_BRANO PROPOSTO_:
__________________________________________________

di tipo continuo: soggetti con velocità > 1,0 m/sec sarebbero da
considerare con aspettativa di vita superiore alla media;
soggetti con velocità <0.6 m/sec corrisponderebbero ad una F.
avanzata con possibile ridotta autonomia.
Nell’ambito
di alcune patologie cardiovascolari, la F. è stata in questi
ultimi anni sempre più studiata e misurata ed è risultata
possedere un valore fortemente predittivo, anche indipendente,
di eventi avversi seri fino alla morte, decisamente superiore ai
tradizionali fattori di rischio clinici e strumentali, per cui
cresce l’interesse per questa sindrome “antica”, da sempre
riconosciuta come componente possibile dell’ “habitus”
dell’anziano, ma decisamente “nuova”, in quanto potenzialmente
foriera di comportamenti diversi da parte del clinico-cardiologo
per l’impatto prognostico.
I campi di
applicazione, a tal proposito, sono vari: tra i più importanti,
interventi di cardiochirurgia maggiore ¹⁸,
impianto trans catetere di valvola aortica (TAVI)¹⁹rivascolarizzazione
cutanea²⁰,cardiopatia
ischemica cronica ed acuta ²¹ ,ed anche nello scompenso
cardiaco ed ipertensione.
CONCLUSIONI
La maggiore
complessità dell’anziano con multimorbosità, disabilità e
fragilità impone un approccio meno incentrato sulla malattia
d’organo .La valutazione funzionale deve diventare parte
centrale del bagaglio culturale professionale del cardiologo
all’approccio del paziente geriatrico.
Una volta
eseguita la diagnosi di F. e ben consci,dal consolidarsi delle
evidenze,che questa sindrome può condizionare la prognosi dei
pazienti con malattia cardiovascolare , il nostro scopo attuale
e’ diretto ad inserire la misura della F. in modelli predittivi
di rischio, specie in pazienti selezionati come anziani
candidati ad interventi di cardiochirurgia maggiore,impianto
trans catetere di valvola aortica (TAVI) ,rivascolarizzazione
miocardica cutanea.
Il test di
performance fisica come quello espresso dalla “velocità del
cammino”,tra i tanti utilizzati nell’ambito della valutazione
multidimensionale, è il test singolo con maggiore capacità
discriminante:e’ un indicatore semplice ed efficace per misurare
la F. e dovrebbe essere regolarmente utilizzato sia nella
valutazione del rischio ,sia come indicatore prognostico.

__________________________________________________

_INFORMAZIONI FORNITE_:
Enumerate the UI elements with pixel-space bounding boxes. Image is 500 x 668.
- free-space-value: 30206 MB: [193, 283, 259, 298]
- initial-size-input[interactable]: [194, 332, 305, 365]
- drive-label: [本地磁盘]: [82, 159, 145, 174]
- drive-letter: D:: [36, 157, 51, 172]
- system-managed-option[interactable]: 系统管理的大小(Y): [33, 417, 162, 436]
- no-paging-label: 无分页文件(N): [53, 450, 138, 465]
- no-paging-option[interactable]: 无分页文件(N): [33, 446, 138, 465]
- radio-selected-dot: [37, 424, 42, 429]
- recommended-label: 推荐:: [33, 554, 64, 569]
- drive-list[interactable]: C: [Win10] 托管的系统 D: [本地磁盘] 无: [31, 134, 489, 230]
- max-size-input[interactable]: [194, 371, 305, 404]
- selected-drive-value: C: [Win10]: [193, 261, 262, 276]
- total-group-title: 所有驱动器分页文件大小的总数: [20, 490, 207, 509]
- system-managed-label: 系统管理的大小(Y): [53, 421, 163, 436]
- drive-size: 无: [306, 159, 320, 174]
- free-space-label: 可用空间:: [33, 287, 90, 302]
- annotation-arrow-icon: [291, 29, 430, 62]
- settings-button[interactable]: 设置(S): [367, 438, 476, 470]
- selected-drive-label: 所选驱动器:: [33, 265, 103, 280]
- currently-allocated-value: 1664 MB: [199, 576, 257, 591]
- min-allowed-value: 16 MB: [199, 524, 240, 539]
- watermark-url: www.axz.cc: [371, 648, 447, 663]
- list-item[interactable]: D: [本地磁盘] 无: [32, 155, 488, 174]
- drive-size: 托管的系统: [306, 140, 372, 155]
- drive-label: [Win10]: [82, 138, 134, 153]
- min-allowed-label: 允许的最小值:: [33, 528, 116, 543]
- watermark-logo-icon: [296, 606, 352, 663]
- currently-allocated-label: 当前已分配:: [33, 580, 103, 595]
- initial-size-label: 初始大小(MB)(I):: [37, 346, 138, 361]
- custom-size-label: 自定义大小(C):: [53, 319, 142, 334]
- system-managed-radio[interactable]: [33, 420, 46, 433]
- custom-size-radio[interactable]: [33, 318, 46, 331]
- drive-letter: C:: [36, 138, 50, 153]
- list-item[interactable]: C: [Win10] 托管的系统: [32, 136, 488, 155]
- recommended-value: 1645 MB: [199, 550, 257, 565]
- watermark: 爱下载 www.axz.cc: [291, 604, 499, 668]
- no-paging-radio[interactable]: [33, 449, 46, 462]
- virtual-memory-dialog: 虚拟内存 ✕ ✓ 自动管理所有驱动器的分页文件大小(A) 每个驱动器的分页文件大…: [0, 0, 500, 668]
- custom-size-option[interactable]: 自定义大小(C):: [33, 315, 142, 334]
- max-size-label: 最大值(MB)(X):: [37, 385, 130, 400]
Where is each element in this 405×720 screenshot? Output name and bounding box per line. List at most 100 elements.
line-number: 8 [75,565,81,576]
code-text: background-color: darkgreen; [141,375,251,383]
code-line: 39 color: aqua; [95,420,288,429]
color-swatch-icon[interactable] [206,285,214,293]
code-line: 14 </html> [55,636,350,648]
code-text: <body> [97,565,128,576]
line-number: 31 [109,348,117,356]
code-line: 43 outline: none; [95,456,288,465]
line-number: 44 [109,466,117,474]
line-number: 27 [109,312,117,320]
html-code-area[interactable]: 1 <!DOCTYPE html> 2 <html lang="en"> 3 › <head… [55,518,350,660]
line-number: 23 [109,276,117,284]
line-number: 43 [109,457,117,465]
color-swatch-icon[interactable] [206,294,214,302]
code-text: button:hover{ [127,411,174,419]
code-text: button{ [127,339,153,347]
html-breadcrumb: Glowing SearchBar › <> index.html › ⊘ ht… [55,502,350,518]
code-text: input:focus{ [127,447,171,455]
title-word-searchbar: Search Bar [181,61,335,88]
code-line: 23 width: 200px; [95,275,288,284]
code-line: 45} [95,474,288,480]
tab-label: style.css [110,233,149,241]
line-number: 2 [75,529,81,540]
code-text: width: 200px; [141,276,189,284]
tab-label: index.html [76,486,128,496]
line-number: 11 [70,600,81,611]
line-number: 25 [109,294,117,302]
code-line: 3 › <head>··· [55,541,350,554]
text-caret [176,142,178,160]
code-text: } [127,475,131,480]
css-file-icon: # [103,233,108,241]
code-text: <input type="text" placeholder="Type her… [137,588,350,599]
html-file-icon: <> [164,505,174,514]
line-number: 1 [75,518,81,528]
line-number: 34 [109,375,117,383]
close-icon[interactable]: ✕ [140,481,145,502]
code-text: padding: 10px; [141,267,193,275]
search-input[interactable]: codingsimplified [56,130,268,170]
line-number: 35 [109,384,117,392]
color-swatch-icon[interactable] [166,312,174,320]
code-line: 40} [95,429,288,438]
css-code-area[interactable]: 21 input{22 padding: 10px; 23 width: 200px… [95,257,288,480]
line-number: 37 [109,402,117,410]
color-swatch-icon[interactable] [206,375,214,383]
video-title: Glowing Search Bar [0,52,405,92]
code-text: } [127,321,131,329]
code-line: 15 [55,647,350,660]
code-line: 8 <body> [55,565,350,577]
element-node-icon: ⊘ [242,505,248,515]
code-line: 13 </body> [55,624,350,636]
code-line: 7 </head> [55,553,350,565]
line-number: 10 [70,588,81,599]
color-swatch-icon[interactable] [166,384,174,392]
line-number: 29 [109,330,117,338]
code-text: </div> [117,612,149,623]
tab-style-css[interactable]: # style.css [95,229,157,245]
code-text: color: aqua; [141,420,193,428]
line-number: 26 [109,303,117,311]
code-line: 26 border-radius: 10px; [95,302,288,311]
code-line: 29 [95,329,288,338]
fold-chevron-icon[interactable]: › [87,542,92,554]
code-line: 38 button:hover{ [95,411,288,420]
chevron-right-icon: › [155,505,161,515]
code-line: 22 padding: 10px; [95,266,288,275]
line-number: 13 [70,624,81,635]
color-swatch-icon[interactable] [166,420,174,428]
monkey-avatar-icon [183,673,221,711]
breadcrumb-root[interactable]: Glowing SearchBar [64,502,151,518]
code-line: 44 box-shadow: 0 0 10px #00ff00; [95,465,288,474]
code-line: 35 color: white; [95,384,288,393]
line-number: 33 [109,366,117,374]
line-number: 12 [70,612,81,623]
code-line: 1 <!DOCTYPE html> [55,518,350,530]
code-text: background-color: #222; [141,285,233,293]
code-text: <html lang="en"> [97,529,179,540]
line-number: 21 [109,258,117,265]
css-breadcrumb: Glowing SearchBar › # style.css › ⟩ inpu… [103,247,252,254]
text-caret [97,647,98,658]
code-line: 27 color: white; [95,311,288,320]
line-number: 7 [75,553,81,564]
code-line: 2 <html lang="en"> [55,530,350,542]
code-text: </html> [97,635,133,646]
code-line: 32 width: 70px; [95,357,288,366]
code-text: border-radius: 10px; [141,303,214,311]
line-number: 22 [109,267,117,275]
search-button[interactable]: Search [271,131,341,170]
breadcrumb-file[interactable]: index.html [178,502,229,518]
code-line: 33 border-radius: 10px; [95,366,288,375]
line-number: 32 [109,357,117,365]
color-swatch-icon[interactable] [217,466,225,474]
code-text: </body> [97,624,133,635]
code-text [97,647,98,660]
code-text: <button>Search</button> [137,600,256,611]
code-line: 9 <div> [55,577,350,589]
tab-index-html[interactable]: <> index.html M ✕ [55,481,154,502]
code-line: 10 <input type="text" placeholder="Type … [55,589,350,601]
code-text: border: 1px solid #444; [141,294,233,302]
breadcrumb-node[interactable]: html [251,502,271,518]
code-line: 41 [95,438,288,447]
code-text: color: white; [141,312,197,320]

__________________________________________________

_DETTAGLI DEL PROBLEMA_:
Per favore, prosegui il brano sulla fragilità nell'anziano con malattia cardiovascolare subito dopo la sua ultima frase. Le voci riportate qui non hanno alcun ruolo in questo lavoro.

_RISULTATO_:
Le strategie
terapeutiche possono essere distinte nel prevenire od annullare
la comparsa della F. (gli interventi utili in questa fase
preventiva possono essere l’attività fisica regolare, la
nutrizione equilibrata;non confermato il valore della terapia
farmacologica), e ridurre gli esiti avversi negli anziani
fragili(Valutazione geriatrica multidimensionale),per
ottimizzare le condizioni di comorbosità e per promuovere il
riconoscimento precoce di complicanze.Questo tipo di valutazione
meglio conosciuto come “Comprensive
GeriatricAssesment”(C.G.A)e’ da considerarsi una premessa
all’adozione di interventi finalizzati al mantenimento ed al
recupero della massima autonomia . E’ una metodologia tipica
della branca geriatrica, sviluppata daun team multidisciplinare
(medici , infermieri, fisioterapisti,psicologi terapisti della
riabilitazione,assistenti sociali)con la quale vengono
identificati e,ove possibile, corretti quei problemi in grado
di interferire con lo stato di salute dell’anziano( fisico
funzionale ,area clinica, cognitivo-affettiva,socio relazionale
ed economica ed ambientale). Due studi ¹¹⁻²²
hanno confermato che il C.G.A. e’ fortemente sensibile
nell’identificare il grado di fragilità.Viene considerato il
gold standard nell’identificare la F. essendo fortemente
predittiva di morte ed ospedalizzazione
Abbiamo
necessità di sviluppare metodi più efficienti per individuare
la F. e misurare la sua severità nella pratica routinaria
clinica , specialmente metodi che siano utili per la cura
primaria. Ciò ci consente di effettuare una selezione
appropriata nell’anziano in previsione di procedure invasive,
trattamenti farmacologici in modo da essere in grado di allocare
le giuste risorse per una gestione mirata in questo soggetto
fragile, meritevole di una maggiore attenzione e discernimento
clinico da parte del personale sanitario e nursing.
In
sintesi,l’incapacità ad identificare la F. , potenzialmente
espone il paziente realmente F. ad interventi dai quali possono
non trarre beneficio e possono risultare invece dannosi.Di
converso, l’esclusione di pazienti non F. da accertamenti più
cruenti o da terapie più aggressive in base alla semplice età
anagrafica non è da considerarsi accettabile.